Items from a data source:
--- START ---
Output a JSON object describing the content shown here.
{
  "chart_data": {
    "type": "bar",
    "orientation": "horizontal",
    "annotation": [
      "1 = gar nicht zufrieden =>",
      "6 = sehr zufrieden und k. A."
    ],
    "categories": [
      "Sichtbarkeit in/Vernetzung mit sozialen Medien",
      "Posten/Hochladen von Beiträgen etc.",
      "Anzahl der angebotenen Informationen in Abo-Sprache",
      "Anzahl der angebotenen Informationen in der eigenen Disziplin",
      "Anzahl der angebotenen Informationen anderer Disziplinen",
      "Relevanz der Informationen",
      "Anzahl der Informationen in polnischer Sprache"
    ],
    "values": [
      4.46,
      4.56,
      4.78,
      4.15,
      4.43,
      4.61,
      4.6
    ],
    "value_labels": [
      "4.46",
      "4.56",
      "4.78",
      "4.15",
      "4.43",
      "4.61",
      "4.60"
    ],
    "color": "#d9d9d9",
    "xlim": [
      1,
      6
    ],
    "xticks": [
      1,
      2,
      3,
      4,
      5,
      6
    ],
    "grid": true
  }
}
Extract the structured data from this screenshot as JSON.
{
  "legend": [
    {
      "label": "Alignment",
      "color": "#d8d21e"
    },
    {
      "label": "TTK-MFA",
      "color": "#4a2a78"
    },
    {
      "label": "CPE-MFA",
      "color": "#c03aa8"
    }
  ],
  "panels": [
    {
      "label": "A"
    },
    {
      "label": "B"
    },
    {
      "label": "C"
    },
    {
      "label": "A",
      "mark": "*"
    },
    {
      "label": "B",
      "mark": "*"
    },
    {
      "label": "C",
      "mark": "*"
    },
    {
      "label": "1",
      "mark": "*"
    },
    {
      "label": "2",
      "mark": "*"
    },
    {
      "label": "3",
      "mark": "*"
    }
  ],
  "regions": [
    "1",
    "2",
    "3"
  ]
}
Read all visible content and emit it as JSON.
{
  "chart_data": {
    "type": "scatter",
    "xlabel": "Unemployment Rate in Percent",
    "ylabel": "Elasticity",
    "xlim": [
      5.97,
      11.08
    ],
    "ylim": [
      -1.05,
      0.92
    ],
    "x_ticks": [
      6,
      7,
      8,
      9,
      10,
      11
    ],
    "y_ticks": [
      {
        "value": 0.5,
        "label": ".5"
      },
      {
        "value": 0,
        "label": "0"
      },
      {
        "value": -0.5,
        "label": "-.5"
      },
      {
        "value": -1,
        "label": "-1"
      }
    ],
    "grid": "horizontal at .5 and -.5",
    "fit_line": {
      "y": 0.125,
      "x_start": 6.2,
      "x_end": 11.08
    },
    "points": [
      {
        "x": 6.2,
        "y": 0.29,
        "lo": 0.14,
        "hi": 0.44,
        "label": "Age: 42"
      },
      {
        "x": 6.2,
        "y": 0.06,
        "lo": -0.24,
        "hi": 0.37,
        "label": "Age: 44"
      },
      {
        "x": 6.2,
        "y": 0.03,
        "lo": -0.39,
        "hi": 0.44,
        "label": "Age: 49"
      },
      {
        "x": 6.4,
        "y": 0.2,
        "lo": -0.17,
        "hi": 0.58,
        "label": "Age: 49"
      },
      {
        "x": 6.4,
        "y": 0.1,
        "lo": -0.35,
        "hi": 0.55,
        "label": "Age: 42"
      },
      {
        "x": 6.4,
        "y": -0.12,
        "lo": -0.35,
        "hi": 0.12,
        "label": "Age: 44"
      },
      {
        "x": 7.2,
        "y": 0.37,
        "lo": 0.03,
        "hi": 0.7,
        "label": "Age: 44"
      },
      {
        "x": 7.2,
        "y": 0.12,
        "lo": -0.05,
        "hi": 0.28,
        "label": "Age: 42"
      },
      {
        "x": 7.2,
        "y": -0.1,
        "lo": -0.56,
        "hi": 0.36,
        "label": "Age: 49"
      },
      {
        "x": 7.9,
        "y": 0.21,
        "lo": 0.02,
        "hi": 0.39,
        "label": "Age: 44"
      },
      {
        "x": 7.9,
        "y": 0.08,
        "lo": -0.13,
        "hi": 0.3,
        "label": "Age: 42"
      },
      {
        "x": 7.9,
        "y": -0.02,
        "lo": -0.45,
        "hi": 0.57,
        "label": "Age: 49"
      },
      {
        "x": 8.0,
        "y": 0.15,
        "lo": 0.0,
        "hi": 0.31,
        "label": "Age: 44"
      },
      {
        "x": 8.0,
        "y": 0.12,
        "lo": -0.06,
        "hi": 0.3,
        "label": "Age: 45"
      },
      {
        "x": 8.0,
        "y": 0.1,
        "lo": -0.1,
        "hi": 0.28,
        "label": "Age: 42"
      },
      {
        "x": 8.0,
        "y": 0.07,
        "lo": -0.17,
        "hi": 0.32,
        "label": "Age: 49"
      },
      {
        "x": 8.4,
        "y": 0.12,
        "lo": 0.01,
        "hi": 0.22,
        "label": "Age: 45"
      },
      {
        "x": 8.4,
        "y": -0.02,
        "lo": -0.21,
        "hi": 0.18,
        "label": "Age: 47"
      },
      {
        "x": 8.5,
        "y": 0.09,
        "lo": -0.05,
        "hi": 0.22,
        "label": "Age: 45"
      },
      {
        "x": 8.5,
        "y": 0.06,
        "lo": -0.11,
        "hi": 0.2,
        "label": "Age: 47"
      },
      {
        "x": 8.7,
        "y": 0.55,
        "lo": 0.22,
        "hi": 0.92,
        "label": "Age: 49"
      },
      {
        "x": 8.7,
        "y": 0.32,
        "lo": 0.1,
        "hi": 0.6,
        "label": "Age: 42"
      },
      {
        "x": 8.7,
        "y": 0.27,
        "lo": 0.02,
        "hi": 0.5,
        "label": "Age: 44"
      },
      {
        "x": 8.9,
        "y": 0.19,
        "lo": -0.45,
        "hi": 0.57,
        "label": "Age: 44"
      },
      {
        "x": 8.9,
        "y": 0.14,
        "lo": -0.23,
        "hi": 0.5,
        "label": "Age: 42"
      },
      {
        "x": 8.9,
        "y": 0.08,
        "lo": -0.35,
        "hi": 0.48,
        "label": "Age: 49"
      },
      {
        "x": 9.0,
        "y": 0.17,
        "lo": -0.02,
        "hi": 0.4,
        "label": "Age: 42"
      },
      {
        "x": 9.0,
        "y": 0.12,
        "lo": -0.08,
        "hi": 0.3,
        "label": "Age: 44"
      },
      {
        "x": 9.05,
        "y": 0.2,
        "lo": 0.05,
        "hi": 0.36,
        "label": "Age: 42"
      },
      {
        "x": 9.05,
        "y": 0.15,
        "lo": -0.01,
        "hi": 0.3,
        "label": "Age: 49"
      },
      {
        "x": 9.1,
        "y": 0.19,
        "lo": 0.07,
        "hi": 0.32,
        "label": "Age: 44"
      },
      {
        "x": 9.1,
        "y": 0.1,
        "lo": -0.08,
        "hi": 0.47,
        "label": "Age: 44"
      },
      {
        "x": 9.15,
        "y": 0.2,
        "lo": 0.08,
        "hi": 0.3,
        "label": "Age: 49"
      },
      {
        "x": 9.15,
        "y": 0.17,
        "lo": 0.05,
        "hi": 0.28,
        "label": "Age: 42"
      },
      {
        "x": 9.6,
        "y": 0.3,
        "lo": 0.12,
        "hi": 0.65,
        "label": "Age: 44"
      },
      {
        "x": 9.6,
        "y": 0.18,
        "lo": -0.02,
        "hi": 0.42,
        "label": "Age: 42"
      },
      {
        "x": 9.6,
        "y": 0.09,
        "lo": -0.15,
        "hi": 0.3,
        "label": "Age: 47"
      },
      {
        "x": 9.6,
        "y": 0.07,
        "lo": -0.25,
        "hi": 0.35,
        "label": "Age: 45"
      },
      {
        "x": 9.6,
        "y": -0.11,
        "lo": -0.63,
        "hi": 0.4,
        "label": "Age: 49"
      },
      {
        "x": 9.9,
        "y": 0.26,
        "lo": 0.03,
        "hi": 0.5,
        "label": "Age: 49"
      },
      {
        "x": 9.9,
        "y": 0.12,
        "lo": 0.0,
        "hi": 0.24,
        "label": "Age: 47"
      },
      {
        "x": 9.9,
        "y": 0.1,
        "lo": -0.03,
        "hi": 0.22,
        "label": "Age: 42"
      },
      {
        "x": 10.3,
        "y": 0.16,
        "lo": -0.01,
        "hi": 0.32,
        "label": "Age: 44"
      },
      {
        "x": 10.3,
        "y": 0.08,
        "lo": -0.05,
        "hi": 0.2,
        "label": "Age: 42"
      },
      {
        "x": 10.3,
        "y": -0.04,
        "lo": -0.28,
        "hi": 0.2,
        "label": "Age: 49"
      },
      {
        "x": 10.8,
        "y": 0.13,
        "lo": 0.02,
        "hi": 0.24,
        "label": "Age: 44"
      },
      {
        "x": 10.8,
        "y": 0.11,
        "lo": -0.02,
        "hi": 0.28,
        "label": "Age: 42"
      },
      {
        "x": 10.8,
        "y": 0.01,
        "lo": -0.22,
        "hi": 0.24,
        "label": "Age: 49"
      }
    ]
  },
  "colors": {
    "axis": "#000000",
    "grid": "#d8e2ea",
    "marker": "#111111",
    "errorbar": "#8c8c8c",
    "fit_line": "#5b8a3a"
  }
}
--- END ---
Report how many lines of the listing above include the word "grid". Say nothing but the number.

3